**INSTRUCTIONS TO FOLLOW**
The records below must be retyped exactly.

**ENTRIES PROVIDED**
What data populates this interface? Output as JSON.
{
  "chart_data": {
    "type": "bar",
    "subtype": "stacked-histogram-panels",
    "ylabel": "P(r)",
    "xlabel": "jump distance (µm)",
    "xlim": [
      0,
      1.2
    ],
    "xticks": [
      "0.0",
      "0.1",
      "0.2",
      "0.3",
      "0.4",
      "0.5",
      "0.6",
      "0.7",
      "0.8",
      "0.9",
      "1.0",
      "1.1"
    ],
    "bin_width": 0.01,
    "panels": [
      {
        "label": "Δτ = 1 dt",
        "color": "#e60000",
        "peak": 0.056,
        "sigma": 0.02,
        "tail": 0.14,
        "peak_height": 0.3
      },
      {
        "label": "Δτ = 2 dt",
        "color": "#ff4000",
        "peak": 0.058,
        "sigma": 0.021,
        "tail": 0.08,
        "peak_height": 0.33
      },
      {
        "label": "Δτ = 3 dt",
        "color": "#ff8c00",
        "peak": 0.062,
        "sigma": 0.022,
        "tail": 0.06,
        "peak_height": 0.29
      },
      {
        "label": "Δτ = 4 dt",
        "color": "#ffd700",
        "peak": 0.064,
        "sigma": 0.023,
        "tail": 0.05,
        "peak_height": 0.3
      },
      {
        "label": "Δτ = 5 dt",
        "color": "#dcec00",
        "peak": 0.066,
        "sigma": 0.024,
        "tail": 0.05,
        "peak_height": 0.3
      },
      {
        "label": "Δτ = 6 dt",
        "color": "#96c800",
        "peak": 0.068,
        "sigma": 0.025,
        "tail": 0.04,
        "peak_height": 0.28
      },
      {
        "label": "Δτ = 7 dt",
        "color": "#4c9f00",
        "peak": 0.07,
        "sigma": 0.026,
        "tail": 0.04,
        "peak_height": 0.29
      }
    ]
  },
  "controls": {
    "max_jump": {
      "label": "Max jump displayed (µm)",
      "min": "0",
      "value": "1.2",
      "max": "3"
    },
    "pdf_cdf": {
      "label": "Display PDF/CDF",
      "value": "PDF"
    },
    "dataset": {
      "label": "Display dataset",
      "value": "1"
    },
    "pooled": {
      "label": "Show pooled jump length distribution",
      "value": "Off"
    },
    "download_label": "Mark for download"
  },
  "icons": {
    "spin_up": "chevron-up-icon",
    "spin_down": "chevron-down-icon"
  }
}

**FULL RESPONSE**
What data populates this interface? Output as JSON.
{
  "chart_data": {
    "type": "bar",
    "subtype": "stacked-histogram-panels",
    "ylabel": "P(r)",
    "xlabel": "jump distance (µm)",
    "xlim": [
      0,
      1.2
    ],
    "xticks": [
      "0.0",
      "0.1",
      "0.2",
      "0.3",
      "0.4",
      "0.5",
      "0.6",
      "0.7",
      "0.8",
      "0.9",
      "1.0",
      "1.1"
    ],
    "bin_width": 0.01,
    "panels": [
      {
        "label": "Δτ = 1 dt",
        "color": "#e60000",
        "peak": 0.056,
        "sigma": 0.02,
        "tail": 0.14,
        "peak_height": 0.3
      },
      {
        "label": "Δτ = 2 dt",
        "color": "#ff4000",
        "peak": 0.058,
        "sigma": 0.021,
        "tail": 0.08,
        "peak_height": 0.33
      },
      {
        "label": "Δτ = 3 dt",
        "color": "#ff8c00",
        "peak": 0.062,
        "sigma": 0.022,
        "tail": 0.06,
        "peak_height": 0.29
      },
      {
        "label": "Δτ = 4 dt",
        "color": "#ffd700",
        "peak": 0.064,
        "sigma": 0.023,
        "tail": 0.05,
        "peak_height": 0.3
      },
      {
        "label": "Δτ = 5 dt",
        "color": "#dcec00",
        "peak": 0.066,
        "sigma": 0.024,
        "tail": 0.05,
        "peak_height": 0.3
      },
      {
        "label": "Δτ = 6 dt",
        "color": "#96c800",
        "peak": 0.068,
        "sigma": 0.025,
        "tail": 0.04,
        "peak_height": 0.28
      },
      {
        "label": "Δτ = 7 dt",
        "color": "#4c9f00",
        "peak": 0.07,
        "sigma": 0.026,
        "tail": 0.04,
        "peak_height": 0.29
      }
    ]
  },
  "controls": {
    "max_jump": {
      "label": "Max jump displayed (µm)",
      "min": "0",
      "value": "1.2",
      "max": "3"
    },
    "pdf_cdf": {
      "label": "Display PDF/CDF",
      "value": "PDF"
    },
    "dataset": {
      "label": "Display dataset",
      "value": "1"
    },
    "pooled": {
      "label": "Show pooled jump length distribution",
      "value": "Off"
    },
    "download_label": "Mark for download"
  },
  "icons": {
    "spin_up": "chevron-up-icon",
    "spin_down": "chevron-down-icon"
  }
}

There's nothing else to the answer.